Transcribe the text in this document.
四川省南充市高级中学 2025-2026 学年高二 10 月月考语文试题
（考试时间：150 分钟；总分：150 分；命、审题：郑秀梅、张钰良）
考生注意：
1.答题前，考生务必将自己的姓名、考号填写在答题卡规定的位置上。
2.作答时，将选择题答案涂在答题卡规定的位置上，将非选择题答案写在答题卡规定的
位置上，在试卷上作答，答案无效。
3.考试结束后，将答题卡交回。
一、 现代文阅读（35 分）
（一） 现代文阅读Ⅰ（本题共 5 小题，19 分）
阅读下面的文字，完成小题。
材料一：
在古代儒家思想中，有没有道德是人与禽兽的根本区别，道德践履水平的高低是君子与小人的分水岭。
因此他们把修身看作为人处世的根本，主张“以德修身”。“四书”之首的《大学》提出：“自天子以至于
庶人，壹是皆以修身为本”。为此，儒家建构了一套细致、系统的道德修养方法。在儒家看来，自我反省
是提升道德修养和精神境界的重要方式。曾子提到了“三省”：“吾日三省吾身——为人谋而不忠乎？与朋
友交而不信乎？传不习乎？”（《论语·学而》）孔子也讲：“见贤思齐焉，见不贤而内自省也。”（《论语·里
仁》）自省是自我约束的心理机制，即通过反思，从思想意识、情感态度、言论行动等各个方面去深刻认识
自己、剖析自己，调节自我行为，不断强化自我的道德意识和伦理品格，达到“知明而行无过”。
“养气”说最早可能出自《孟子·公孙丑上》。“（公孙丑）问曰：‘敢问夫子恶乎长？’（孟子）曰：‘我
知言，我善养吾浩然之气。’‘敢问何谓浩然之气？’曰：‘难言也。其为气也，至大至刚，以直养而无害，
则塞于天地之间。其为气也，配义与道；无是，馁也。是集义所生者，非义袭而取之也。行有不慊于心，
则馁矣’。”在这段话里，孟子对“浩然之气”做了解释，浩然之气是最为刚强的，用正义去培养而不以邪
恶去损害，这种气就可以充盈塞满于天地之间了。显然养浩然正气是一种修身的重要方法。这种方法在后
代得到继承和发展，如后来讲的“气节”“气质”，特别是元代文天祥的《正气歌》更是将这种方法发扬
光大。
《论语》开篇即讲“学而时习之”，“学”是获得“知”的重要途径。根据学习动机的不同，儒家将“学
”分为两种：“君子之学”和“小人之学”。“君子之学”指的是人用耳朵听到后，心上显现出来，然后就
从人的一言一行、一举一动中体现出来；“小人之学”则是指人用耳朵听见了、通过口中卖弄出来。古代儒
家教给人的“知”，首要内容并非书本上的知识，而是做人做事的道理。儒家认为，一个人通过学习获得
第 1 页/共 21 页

- - - - - - -

Set task:
Return each line of the records above exactly as it reads.

Finished task:
Transcribe the text in this document.
四川省南充市高级中学 2025-2026 学年高二 10 月月考语文试题
（考试时间：150 分钟；总分：150 分；命、审题：郑秀梅、张钰良）
考生注意：
1.答题前，考生务必将自己的姓名、考号填写在答题卡规定的位置上。
2.作答时，将选择题答案涂在答题卡规定的位置上，将非选择题答案写在答题卡规定的
位置上，在试卷上作答，答案无效。
3.考试结束后，将答题卡交回。
一、 现代文阅读（35 分）
（一） 现代文阅读Ⅰ（本题共 5 小题，19 分）
阅读下面的文字，完成小题。
材料一：
在古代儒家思想中，有没有道德是人与禽兽的根本区别，道德践履水平的高低是君子与小人的分水岭。
因此他们把修身看作为人处世的根本，主张“以德修身”。“四书”之首的《大学》提出：“自天子以至于
庶人，壹是皆以修身为本”。为此，儒家建构了一套细致、系统的道德修养方法。在儒家看来，自我反省
是提升道德修养和精神境界的重要方式。曾子提到了“三省”：“吾日三省吾身——为人谋而不忠乎？与朋
友交而不信乎？传不习乎？”（《论语·学而》）孔子也讲：“见贤思齐焉，见不贤而内自省也。”（《论语·里
仁》）自省是自我约束的心理机制，即通过反思，从思想意识、情感态度、言论行动等各个方面去深刻认识
自己、剖析自己，调节自我行为，不断强化自我的道德意识和伦理品格，达到“知明而行无过”。
“养气”说最早可能出自《孟子·公孙丑上》。“（公孙丑）问曰：‘敢问夫子恶乎长？’（孟子）曰：‘我
知言，我善养吾浩然之气。’‘敢问何谓浩然之气？’曰：‘难言也。其为气也，至大至刚，以直养而无害，
则塞于天地之间。其为气也，配义与道；无是，馁也。是集义所生者，非义袭而取之也。行有不慊于心，
则馁矣’。”在这段话里，孟子对“浩然之气”做了解释，浩然之气是最为刚强的，用正义去培养而不以邪
恶去损害，这种气就可以充盈塞满于天地之间了。显然养浩然正气是一种修身的重要方法。这种方法在后
代得到继承和发展，如后来讲的“气节”“气质”，特别是元代文天祥的《正气歌》更是将这种方法发扬
光大。
《论语》开篇即讲“学而时习之”，“学”是获得“知”的重要途径。根据学习动机的不同，儒家将“学
”分为两种：“君子之学”和“小人之学”。“君子之学”指的是人用耳朵听到后，心上显现出来，然后就
从人的一言一行、一举一动中体现出来；“小人之学”则是指人用耳朵听见了、通过口中卖弄出来。古代儒
家教给人的“知”，首要内容并非书本上的知识，而是做人做事的道理。儒家认为，一个人通过学习获得
第 1 页/共 21 页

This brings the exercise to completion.